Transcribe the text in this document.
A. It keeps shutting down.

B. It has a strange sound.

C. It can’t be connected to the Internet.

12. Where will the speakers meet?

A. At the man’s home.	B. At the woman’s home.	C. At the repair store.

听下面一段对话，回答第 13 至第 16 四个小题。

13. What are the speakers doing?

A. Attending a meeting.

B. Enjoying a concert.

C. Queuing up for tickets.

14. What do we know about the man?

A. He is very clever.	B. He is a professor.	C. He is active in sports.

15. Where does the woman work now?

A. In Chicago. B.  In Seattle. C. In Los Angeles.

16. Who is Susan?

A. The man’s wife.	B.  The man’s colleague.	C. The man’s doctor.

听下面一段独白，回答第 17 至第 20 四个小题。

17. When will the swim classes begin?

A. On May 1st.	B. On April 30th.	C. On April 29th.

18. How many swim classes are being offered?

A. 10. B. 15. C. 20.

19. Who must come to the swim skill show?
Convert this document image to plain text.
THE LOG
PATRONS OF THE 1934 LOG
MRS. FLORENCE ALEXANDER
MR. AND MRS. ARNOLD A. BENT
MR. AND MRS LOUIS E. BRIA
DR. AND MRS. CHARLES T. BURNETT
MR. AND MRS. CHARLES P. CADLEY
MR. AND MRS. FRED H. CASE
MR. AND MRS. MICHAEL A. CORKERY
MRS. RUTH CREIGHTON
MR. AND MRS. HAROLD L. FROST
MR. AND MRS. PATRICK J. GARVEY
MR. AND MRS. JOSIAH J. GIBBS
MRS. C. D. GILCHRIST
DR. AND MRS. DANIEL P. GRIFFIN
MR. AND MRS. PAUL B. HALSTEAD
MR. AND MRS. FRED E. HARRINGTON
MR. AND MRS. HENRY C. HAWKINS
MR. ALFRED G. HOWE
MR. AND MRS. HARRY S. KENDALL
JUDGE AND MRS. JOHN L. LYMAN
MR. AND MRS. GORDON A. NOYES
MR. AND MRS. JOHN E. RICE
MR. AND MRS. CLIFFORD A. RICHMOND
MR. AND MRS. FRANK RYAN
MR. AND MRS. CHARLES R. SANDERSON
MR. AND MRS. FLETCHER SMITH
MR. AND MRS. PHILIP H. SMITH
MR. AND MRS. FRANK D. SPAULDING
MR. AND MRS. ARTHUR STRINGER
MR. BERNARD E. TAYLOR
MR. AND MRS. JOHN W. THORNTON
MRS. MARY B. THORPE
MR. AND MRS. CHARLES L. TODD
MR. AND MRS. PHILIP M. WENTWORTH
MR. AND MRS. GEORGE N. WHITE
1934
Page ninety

• • • • •

■ Task instructions
Extract all of the data shown above and repeat it verbatim.

■ Solution to the exercise
Transcribe the text in this document.
A. It keeps shutting down.

B. It has a strange sound.

C. It can’t be connected to the Internet.

12. Where will the speakers meet?

A. At the man’s home.	B. At the woman’s home.	C. At the repair store.

听下面一段对话，回答第 13 至第 16 四个小题。

13. What are the speakers doing?

A. Attending a meeting.

B. Enjoying a concert.

C. Queuing up for tickets.

14. What do we know about the man?

A. He is very clever.	B. He is a professor.	C. He is active in sports.

15. Where does the woman work now?

A. In Chicago. B.  In Seattle. C. In Los Angeles.

16. Who is Susan?

A. The man’s wife.	B.  The man’s colleague.	C. The man’s doctor.

听下面一段独白，回答第 17 至第 20 四个小题。

17. When will the swim classes begin?

A. On May 1st.	B. On April 30th.	C. On April 29th.

18. How many swim classes are being offered?

A. 10. B. 15. C. 20.

19. Who must come to the swim skill show?
Convert this document image to plain text.
THE LOG
PATRONS OF THE 1934 LOG
MRS. FLORENCE ALEXANDER
MR. AND MRS. ARNOLD A. BENT
MR. AND MRS LOUIS E. BRIA
DR. AND MRS. CHARLES T. BURNETT
MR. AND MRS. CHARLES P. CADLEY
MR. AND MRS. FRED H. CASE
MR. AND MRS. MICHAEL A. CORKERY
MRS. RUTH CREIGHTON
MR. AND MRS. HAROLD L. FROST
MR. AND MRS. PATRICK J. GARVEY
MR. AND MRS. JOSIAH J. GIBBS
MRS. C. D. GILCHRIST
DR. AND MRS. DANIEL P. GRIFFIN
MR. AND MRS. PAUL B. HALSTEAD
MR. AND MRS. FRED E. HARRINGTON
MR. AND MRS. HENRY C. HAWKINS
MR. ALFRED G. HOWE
MR. AND MRS. HARRY S. KENDALL
JUDGE AND MRS. JOHN L. LYMAN
MR. AND MRS. GORDON A. NOYES
MR. AND MRS. JOHN E. RICE
MR. AND MRS. CLIFFORD A. RICHMOND
MR. AND MRS. FRANK RYAN
MR. AND MRS. CHARLES R. SANDERSON
MR. AND MRS. FLETCHER SMITH
MR. AND MRS. PHILIP H. SMITH
MR. AND MRS. FRANK D. SPAULDING
MR. AND MRS. ARTHUR STRINGER
MR. BERNARD E. TAYLOR
MR. AND MRS. JOHN W. THORNTON
MRS. MARY B. THORPE
MR. AND MRS. CHARLES L. TODD
MR. AND MRS. PHILIP M. WENTWORTH
MR. AND MRS. GEORGE N. WHITE
1934
Page ninety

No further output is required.